— START —

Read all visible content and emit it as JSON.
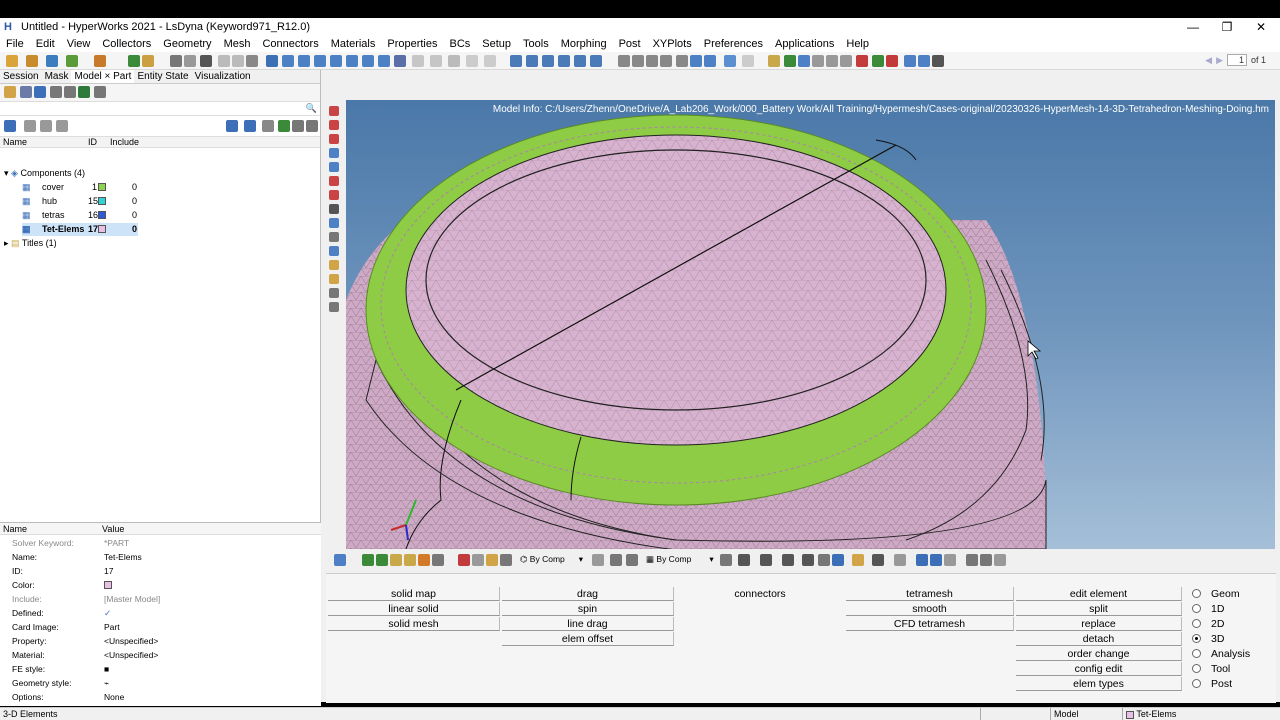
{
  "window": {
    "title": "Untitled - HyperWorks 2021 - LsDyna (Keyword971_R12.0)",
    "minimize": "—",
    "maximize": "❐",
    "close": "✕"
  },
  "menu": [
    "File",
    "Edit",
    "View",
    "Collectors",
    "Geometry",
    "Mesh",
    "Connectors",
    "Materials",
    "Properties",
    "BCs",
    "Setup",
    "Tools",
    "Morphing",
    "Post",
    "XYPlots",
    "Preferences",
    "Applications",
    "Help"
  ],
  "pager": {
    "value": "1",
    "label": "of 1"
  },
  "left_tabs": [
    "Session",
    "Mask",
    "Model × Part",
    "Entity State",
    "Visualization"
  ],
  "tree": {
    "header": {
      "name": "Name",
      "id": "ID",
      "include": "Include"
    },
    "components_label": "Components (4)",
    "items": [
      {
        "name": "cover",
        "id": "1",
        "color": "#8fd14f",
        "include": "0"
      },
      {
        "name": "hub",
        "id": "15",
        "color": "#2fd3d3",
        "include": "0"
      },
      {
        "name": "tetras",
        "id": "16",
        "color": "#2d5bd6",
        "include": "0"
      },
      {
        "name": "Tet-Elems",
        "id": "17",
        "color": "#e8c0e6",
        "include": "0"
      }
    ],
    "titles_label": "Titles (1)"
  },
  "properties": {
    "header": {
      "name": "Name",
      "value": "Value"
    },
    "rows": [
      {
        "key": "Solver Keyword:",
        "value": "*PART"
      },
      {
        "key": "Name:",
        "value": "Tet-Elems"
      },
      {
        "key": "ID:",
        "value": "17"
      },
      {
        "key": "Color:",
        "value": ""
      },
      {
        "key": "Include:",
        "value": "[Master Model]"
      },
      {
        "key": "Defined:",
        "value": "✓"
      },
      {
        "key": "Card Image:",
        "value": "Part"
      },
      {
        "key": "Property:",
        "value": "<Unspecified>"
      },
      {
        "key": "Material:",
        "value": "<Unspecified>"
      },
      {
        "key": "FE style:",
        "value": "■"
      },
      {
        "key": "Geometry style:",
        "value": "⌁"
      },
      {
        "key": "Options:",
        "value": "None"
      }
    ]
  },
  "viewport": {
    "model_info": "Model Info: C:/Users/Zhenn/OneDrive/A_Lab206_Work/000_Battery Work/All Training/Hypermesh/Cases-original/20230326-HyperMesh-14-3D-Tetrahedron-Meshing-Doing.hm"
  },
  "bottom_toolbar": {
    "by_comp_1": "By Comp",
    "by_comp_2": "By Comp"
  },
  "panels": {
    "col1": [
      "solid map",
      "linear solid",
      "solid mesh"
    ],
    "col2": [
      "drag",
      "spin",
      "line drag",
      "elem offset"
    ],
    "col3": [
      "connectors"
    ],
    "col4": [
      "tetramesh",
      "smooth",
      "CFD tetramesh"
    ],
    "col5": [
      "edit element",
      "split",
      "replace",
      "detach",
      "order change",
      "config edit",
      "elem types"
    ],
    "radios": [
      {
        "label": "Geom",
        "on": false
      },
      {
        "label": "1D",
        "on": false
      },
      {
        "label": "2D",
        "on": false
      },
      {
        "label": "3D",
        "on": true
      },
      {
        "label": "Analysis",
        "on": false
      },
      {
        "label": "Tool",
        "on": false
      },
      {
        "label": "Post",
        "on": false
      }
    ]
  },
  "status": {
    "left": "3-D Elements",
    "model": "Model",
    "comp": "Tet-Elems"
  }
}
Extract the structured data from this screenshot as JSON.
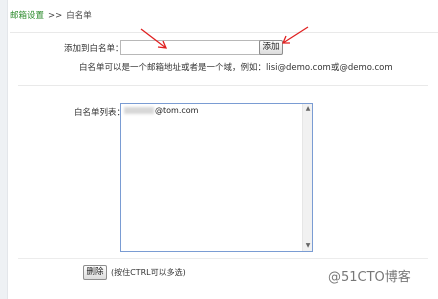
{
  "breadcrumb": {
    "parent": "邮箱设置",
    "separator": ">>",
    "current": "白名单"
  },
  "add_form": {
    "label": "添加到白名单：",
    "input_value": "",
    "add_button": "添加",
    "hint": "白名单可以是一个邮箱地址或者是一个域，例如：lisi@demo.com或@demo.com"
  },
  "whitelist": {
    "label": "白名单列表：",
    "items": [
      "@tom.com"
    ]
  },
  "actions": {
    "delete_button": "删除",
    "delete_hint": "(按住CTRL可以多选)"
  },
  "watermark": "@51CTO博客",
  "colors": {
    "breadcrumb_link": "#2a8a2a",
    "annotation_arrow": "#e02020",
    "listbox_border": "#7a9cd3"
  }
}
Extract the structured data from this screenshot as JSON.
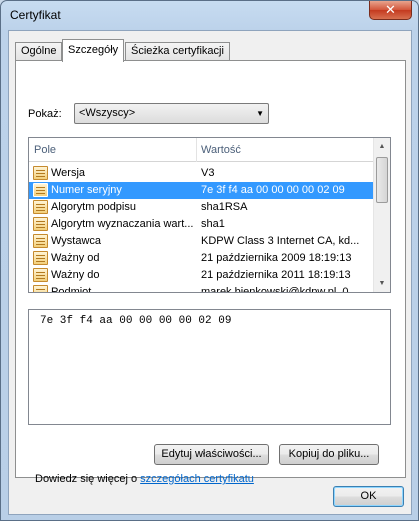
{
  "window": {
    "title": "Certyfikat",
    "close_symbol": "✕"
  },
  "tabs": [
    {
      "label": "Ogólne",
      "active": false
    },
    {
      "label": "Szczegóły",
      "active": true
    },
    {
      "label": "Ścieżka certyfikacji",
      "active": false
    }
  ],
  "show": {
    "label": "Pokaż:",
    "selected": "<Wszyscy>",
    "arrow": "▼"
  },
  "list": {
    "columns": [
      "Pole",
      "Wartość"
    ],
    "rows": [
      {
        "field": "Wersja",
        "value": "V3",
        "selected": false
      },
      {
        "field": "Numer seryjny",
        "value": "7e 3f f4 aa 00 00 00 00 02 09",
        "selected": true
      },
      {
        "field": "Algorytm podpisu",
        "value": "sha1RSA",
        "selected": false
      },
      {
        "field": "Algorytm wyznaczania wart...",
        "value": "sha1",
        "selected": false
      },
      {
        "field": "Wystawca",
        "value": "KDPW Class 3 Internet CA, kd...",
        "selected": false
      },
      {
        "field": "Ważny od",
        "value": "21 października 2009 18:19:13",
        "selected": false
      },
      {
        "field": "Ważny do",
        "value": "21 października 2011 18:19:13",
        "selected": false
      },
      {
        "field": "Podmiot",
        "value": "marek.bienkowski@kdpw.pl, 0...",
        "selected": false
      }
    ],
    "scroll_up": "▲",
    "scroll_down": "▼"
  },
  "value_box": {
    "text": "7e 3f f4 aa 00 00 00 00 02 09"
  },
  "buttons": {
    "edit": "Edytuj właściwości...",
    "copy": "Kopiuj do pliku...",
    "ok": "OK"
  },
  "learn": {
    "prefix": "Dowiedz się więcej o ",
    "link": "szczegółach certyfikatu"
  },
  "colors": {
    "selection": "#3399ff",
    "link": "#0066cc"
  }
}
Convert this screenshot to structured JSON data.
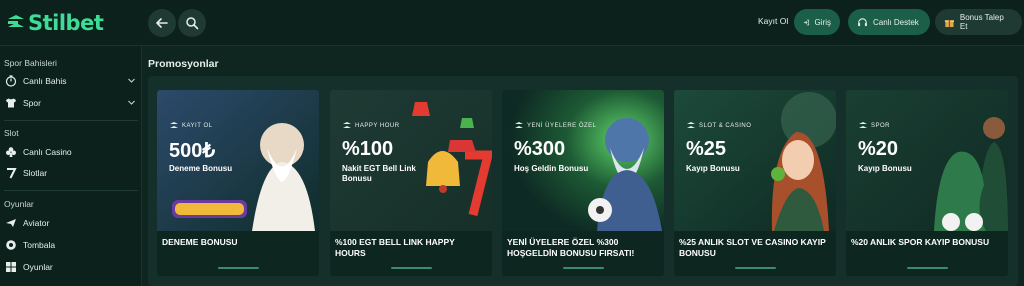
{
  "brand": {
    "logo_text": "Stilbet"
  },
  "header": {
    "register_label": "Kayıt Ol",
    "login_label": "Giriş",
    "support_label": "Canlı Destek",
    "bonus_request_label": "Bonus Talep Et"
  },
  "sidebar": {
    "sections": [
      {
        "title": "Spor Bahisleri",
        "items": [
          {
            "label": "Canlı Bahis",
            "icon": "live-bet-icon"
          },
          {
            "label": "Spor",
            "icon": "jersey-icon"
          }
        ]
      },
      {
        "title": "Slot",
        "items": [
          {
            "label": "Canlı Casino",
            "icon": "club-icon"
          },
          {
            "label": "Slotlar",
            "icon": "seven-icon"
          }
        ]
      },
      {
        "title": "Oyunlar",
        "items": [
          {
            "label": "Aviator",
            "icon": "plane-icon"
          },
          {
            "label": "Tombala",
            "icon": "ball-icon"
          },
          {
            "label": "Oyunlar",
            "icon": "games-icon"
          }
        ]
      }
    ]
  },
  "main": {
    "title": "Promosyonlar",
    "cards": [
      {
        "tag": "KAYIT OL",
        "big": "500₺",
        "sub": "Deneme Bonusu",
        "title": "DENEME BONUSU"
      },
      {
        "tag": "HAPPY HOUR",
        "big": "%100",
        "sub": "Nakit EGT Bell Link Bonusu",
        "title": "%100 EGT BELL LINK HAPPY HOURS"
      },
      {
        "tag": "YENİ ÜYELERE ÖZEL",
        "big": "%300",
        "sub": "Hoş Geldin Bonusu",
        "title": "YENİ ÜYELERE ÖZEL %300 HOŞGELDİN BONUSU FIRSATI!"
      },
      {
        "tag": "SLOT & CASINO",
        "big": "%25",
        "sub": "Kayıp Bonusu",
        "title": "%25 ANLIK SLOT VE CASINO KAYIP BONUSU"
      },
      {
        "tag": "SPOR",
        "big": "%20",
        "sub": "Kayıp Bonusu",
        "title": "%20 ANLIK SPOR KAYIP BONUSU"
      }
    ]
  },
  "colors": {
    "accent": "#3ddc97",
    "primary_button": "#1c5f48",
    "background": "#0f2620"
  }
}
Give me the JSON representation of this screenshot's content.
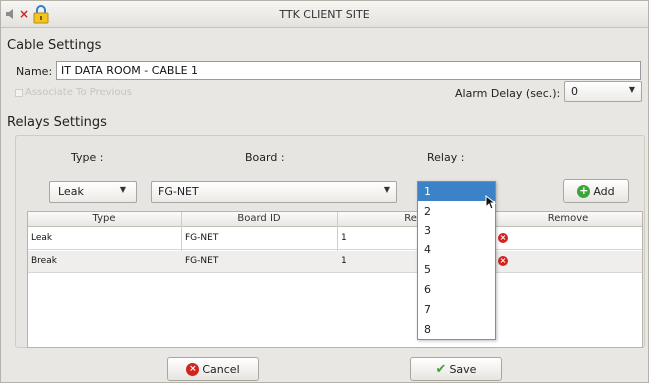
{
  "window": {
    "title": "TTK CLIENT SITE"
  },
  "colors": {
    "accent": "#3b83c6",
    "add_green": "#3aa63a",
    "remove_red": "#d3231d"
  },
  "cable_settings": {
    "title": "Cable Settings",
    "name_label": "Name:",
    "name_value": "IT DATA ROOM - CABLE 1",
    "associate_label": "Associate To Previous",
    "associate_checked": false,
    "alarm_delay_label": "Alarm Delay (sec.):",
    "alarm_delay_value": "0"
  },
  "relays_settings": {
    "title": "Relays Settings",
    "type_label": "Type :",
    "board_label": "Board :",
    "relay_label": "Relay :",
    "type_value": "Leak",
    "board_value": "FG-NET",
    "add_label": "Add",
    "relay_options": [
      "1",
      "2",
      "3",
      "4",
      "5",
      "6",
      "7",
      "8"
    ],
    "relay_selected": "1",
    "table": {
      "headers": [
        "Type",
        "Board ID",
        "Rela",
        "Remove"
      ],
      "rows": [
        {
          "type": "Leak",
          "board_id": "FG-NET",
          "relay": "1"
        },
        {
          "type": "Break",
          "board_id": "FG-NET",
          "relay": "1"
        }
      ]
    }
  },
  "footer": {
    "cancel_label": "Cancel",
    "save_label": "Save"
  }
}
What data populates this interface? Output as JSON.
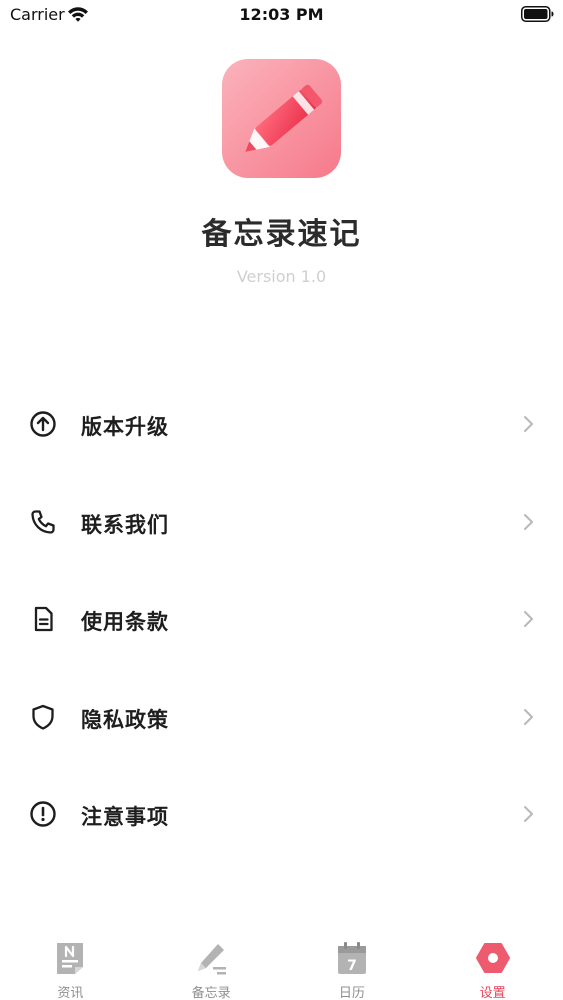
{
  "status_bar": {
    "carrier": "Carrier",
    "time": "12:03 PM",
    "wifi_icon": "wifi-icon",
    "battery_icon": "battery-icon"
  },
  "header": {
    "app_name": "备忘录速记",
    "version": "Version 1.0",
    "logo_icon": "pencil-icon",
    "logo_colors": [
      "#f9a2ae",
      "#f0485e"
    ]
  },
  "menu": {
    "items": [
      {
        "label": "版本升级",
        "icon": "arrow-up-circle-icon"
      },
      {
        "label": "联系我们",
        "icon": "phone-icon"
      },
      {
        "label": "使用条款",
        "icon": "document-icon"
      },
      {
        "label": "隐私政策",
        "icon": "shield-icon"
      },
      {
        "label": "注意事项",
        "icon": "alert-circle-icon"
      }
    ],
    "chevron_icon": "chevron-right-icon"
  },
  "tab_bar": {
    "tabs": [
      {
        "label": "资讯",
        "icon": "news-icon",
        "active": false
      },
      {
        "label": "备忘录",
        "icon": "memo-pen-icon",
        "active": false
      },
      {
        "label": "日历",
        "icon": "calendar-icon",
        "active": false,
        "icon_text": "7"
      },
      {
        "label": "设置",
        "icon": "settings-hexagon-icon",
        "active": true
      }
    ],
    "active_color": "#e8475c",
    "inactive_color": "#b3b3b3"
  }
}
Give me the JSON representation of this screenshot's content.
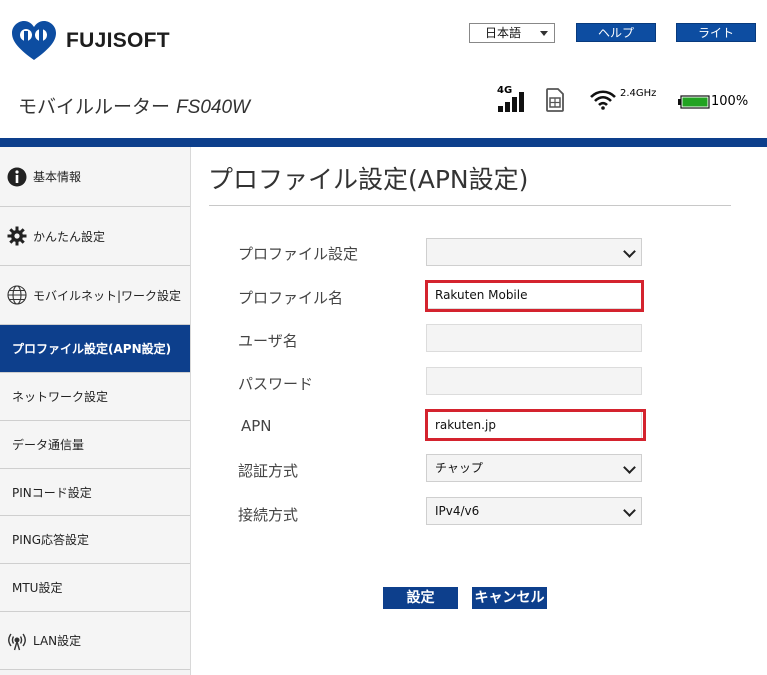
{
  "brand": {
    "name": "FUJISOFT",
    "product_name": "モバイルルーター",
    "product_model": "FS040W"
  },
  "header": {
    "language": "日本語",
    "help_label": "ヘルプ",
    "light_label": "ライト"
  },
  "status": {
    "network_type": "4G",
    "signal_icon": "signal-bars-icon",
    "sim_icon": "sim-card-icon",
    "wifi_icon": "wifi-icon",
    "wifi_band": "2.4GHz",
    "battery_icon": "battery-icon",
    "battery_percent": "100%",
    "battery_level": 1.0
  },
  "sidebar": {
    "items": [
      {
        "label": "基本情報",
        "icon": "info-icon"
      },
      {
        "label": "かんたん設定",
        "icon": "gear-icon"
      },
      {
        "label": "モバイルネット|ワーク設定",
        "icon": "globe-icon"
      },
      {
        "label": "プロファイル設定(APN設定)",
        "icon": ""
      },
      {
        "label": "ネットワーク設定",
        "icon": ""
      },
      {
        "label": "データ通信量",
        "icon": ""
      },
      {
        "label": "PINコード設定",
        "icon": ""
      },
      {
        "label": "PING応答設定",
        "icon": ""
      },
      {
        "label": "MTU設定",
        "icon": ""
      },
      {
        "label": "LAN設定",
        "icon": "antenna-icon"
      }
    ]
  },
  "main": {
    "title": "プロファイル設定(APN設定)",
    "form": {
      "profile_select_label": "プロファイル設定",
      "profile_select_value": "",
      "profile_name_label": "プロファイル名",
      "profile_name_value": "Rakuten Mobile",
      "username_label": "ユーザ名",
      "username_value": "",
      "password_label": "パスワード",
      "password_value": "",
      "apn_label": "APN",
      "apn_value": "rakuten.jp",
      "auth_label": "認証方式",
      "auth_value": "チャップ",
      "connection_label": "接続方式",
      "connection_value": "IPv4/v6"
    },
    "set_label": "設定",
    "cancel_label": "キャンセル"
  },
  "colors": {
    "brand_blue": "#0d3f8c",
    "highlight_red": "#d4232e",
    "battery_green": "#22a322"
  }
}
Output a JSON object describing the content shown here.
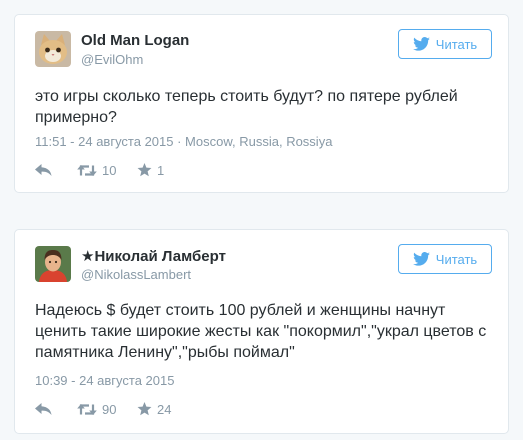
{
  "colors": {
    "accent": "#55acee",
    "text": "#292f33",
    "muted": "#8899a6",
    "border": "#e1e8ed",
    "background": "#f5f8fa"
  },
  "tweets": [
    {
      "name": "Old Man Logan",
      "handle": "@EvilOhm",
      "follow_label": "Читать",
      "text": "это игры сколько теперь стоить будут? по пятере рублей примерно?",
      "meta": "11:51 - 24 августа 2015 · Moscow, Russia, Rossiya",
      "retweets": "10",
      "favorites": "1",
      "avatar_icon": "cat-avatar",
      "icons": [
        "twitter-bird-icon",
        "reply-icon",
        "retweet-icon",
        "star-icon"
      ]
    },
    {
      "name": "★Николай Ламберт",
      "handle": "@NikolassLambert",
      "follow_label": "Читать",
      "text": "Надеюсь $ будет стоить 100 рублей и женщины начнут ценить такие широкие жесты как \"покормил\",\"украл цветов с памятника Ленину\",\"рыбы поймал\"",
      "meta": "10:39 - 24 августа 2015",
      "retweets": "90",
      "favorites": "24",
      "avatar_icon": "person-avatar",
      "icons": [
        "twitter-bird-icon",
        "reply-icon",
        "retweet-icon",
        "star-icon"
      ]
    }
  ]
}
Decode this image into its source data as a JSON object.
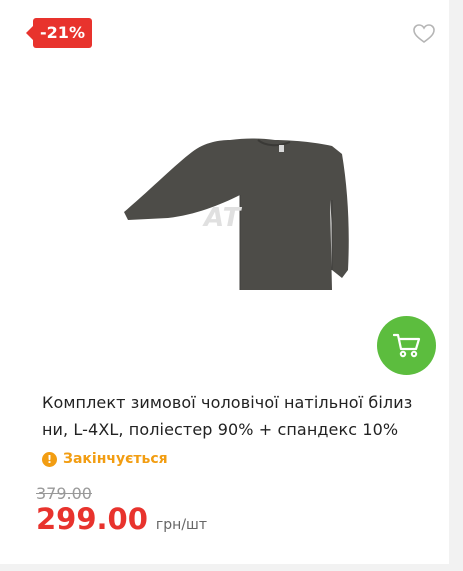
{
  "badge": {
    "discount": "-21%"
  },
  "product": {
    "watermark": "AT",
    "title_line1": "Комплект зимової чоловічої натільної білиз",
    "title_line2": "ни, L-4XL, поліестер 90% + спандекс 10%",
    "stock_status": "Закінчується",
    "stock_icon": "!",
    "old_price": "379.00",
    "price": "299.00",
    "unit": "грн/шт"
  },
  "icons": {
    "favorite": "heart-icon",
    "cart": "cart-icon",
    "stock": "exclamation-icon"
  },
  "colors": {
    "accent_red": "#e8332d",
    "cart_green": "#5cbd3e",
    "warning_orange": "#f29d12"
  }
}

— END —

_Problem to solve:_ Select and copy each line from the data that includes the word "HAPPY".

_Task output:_
        "tag": "HAPPY HOUR",
        "title": "%100 EGT BELL LINK HAPPY HOURS"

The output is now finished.